— start —
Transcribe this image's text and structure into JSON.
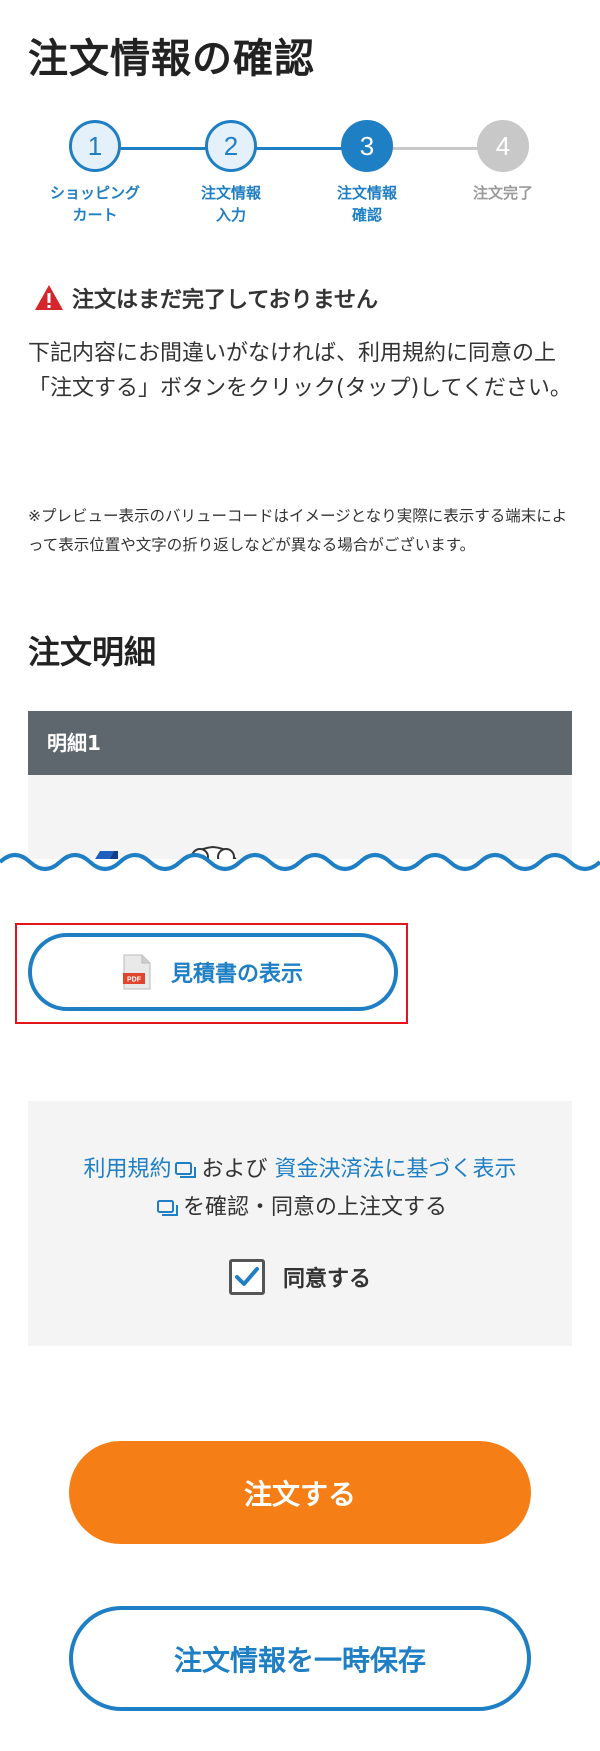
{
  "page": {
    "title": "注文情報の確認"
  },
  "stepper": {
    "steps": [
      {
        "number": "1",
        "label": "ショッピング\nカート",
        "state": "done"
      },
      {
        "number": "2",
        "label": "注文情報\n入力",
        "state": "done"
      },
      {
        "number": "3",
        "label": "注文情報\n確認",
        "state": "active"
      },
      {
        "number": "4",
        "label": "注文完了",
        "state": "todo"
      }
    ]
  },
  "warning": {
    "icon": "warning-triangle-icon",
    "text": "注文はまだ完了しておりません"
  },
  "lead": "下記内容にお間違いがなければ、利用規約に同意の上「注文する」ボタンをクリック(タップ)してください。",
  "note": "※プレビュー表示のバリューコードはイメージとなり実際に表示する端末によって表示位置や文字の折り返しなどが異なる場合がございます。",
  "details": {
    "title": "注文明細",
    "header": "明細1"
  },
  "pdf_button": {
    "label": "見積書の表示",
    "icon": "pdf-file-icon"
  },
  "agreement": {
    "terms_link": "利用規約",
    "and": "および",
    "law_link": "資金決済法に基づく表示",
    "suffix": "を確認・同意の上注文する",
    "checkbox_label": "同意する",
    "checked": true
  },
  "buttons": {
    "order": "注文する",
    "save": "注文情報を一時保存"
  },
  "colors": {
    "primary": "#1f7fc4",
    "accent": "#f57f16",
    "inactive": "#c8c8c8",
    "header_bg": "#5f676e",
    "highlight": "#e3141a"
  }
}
— end —
_Instruction_: Wherever a line in the data above holds "state", copy that line.

_Answer to this exercise_:
        "state": "done"
        "state": "done"
        "state": "active"
        "state": "todo"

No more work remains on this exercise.